— start of MATERIAL PROVIDED —
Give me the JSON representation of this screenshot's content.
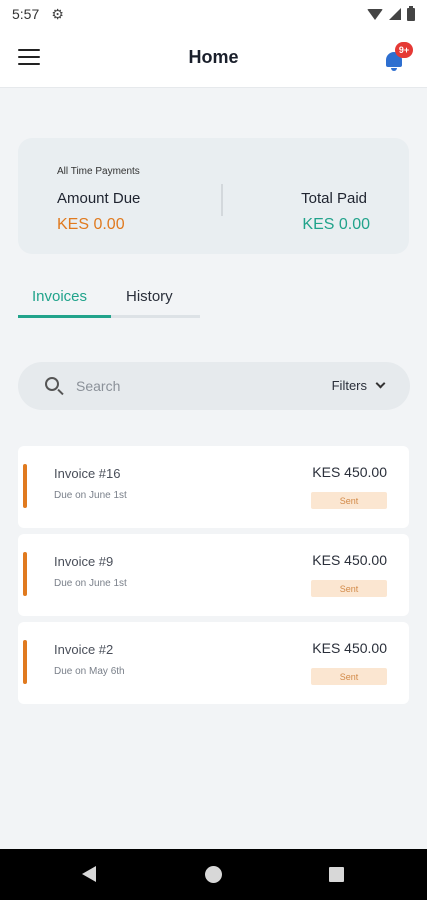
{
  "status_bar": {
    "time": "5:57",
    "icons": [
      "gear-icon",
      "wifi-icon",
      "signal-icon",
      "battery-icon"
    ]
  },
  "header": {
    "title": "Home",
    "notification_badge": "9+",
    "icons": [
      "menu-icon",
      "bell-icon"
    ]
  },
  "summary": {
    "caption": "All Time Payments",
    "amount_due_label": "Amount Due",
    "amount_due_value": "KES 0.00",
    "total_paid_label": "Total Paid",
    "total_paid_value": "KES 0.00"
  },
  "tabs": [
    {
      "label": "Invoices",
      "active": true
    },
    {
      "label": "History",
      "active": false
    }
  ],
  "search": {
    "placeholder": "Search",
    "filters_label": "Filters"
  },
  "invoices": [
    {
      "title": "Invoice #16",
      "due": "Due on June 1st",
      "amount": "KES 450.00",
      "status": "Sent"
    },
    {
      "title": "Invoice #9",
      "due": "Due on June 1st",
      "amount": "KES 450.00",
      "status": "Sent"
    },
    {
      "title": "Invoice #2",
      "due": "Due on May 6th",
      "amount": "KES 450.00",
      "status": "Sent"
    }
  ],
  "colors": {
    "accent_green": "#21a38b",
    "accent_orange": "#e07a1f",
    "badge_red": "#e53935",
    "bell_blue": "#2e6fd0",
    "status_bg": "#fbe6d1"
  }
}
— end of MATERIAL PROVIDED —
GOAL |
Write every record out again exactly; no pictures belong in the copy.

CORRECT OUTPUT |
Give me the JSON representation of this screenshot's content.
{
  "status_bar": {
    "time": "5:57",
    "icons": [
      "gear-icon",
      "wifi-icon",
      "signal-icon",
      "battery-icon"
    ]
  },
  "header": {
    "title": "Home",
    "notification_badge": "9+",
    "icons": [
      "menu-icon",
      "bell-icon"
    ]
  },
  "summary": {
    "caption": "All Time Payments",
    "amount_due_label": "Amount Due",
    "amount_due_value": "KES 0.00",
    "total_paid_label": "Total Paid",
    "total_paid_value": "KES 0.00"
  },
  "tabs": [
    {
      "label": "Invoices",
      "active": true
    },
    {
      "label": "History",
      "active": false
    }
  ],
  "search": {
    "placeholder": "Search",
    "filters_label": "Filters"
  },
  "invoices": [
    {
      "title": "Invoice #16",
      "due": "Due on June 1st",
      "amount": "KES 450.00",
      "status": "Sent"
    },
    {
      "title": "Invoice #9",
      "due": "Due on June 1st",
      "amount": "KES 450.00",
      "status": "Sent"
    },
    {
      "title": "Invoice #2",
      "due": "Due on May 6th",
      "amount": "KES 450.00",
      "status": "Sent"
    }
  ],
  "colors": {
    "accent_green": "#21a38b",
    "accent_orange": "#e07a1f",
    "badge_red": "#e53935",
    "bell_blue": "#2e6fd0",
    "status_bg": "#fbe6d1"
  }
}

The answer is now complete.